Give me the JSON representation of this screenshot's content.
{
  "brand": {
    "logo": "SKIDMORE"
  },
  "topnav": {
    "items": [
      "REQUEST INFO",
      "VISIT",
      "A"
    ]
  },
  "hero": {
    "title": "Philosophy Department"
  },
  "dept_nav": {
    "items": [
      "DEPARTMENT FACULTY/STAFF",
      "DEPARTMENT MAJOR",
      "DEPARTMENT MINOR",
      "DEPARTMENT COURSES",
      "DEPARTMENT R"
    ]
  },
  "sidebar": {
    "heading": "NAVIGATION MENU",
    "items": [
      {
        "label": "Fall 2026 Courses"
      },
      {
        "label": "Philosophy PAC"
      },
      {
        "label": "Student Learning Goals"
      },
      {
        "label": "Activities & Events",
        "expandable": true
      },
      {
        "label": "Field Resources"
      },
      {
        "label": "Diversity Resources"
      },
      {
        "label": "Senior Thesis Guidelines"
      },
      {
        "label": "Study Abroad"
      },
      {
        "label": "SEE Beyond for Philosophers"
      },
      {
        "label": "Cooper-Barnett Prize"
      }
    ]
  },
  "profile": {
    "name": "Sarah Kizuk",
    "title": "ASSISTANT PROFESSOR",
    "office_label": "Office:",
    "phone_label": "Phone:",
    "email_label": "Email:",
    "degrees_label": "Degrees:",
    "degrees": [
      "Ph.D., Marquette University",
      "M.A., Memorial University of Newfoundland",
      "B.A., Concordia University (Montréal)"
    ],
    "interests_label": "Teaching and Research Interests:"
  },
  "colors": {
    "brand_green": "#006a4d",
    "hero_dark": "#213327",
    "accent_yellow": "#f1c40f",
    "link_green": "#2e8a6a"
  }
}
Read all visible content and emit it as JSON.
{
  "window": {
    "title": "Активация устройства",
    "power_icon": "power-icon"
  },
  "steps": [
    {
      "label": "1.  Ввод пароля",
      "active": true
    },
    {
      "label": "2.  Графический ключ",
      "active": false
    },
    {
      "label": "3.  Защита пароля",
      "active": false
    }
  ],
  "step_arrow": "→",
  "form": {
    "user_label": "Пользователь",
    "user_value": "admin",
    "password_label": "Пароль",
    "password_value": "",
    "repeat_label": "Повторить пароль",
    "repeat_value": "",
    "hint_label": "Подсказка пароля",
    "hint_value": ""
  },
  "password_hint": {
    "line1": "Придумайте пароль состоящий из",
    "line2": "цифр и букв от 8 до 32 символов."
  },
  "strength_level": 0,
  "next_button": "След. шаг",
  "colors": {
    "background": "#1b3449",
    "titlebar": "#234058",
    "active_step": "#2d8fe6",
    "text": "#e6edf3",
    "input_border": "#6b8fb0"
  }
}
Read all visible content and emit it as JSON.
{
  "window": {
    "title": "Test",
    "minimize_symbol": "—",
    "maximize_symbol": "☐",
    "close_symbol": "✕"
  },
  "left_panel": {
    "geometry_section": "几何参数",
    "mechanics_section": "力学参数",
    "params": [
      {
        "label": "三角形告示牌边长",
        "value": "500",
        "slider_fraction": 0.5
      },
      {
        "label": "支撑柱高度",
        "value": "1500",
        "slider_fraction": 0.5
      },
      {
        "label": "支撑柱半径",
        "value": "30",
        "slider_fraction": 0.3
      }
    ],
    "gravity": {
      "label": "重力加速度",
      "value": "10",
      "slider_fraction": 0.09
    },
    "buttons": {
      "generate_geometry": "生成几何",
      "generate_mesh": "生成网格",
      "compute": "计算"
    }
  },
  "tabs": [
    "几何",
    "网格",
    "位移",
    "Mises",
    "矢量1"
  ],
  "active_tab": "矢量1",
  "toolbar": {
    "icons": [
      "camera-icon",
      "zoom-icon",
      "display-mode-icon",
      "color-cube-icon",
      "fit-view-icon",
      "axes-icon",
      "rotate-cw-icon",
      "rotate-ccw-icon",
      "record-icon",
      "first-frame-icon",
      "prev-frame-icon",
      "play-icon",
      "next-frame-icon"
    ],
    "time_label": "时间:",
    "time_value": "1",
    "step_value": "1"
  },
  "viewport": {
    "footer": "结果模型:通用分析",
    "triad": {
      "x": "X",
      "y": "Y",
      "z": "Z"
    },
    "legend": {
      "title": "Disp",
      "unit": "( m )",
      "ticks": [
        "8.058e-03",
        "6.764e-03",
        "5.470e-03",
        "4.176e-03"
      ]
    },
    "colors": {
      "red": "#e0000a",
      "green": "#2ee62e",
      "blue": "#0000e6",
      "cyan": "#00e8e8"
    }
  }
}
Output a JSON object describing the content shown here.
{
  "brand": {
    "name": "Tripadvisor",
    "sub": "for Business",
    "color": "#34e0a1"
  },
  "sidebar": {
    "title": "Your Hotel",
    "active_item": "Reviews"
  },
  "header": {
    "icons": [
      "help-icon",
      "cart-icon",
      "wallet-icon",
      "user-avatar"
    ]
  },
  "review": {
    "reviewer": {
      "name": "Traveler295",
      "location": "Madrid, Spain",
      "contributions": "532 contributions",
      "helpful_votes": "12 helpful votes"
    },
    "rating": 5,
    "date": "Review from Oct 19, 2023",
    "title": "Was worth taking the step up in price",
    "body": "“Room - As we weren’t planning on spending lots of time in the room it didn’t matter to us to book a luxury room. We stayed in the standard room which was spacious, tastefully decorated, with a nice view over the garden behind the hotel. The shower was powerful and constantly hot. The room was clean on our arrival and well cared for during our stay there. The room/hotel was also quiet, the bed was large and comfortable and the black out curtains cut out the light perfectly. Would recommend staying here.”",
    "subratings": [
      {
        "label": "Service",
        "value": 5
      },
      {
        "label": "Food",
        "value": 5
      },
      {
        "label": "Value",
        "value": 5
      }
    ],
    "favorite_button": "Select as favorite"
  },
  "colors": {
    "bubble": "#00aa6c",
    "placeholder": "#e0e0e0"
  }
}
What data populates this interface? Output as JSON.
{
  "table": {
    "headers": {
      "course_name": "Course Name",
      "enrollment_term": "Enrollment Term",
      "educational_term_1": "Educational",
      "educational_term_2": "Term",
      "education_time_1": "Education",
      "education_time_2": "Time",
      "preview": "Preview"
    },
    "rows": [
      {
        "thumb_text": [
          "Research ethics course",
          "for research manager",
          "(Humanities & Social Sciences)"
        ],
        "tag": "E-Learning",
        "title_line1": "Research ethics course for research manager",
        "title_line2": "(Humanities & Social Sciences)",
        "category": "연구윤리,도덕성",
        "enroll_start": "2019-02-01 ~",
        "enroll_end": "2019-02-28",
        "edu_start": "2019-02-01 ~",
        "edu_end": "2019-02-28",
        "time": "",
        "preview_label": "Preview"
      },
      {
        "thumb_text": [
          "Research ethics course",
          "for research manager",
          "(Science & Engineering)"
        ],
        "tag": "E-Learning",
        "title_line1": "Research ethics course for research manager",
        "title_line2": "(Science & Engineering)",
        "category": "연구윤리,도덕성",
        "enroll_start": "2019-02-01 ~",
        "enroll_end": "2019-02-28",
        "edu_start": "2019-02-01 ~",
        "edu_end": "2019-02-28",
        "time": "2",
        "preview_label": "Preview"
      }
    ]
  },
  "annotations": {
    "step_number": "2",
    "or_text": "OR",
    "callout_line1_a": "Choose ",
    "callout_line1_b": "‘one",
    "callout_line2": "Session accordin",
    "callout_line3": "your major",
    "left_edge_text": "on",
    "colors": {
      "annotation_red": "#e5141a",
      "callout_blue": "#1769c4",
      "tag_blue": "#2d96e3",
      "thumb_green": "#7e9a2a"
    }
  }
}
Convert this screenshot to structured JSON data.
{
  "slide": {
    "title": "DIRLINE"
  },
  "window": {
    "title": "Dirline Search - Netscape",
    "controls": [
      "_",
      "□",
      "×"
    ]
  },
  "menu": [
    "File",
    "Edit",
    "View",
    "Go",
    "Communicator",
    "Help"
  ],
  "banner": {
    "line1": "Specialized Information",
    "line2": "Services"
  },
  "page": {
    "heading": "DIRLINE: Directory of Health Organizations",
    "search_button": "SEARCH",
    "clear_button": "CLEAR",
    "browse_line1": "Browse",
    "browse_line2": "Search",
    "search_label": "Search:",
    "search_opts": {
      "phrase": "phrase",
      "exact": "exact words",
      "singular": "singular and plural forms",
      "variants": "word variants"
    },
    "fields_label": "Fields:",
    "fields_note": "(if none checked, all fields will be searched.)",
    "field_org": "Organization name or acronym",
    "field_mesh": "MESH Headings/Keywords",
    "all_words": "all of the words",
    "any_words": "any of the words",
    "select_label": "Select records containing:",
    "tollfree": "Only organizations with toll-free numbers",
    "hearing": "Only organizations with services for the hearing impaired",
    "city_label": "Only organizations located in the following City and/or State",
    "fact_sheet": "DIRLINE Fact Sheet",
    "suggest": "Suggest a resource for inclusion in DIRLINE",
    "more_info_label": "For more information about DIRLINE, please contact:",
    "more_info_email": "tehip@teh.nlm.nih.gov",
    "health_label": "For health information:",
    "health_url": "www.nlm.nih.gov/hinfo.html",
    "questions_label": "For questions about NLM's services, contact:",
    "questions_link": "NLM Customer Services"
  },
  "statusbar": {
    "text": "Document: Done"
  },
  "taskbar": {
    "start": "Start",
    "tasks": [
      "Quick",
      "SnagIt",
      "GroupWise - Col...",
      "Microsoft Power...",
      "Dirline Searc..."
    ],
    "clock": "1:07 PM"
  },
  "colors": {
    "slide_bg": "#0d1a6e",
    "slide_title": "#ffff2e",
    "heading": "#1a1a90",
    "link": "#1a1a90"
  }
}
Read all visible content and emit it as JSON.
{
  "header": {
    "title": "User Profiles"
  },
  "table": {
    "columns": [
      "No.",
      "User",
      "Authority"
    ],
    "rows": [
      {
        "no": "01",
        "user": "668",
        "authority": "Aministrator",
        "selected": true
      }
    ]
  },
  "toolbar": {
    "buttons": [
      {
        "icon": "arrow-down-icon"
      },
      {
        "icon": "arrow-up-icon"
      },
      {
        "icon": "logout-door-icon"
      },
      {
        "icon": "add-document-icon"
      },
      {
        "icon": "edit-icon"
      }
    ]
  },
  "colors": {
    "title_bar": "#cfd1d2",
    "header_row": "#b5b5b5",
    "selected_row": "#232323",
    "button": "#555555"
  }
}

============

→ Task to complete
Return all the lines that contain the string "Sciences".

→ Answer to this task
          "(Humanities & Social Sciences)"
        "title_line2": "(Humanities & Social Sciences)",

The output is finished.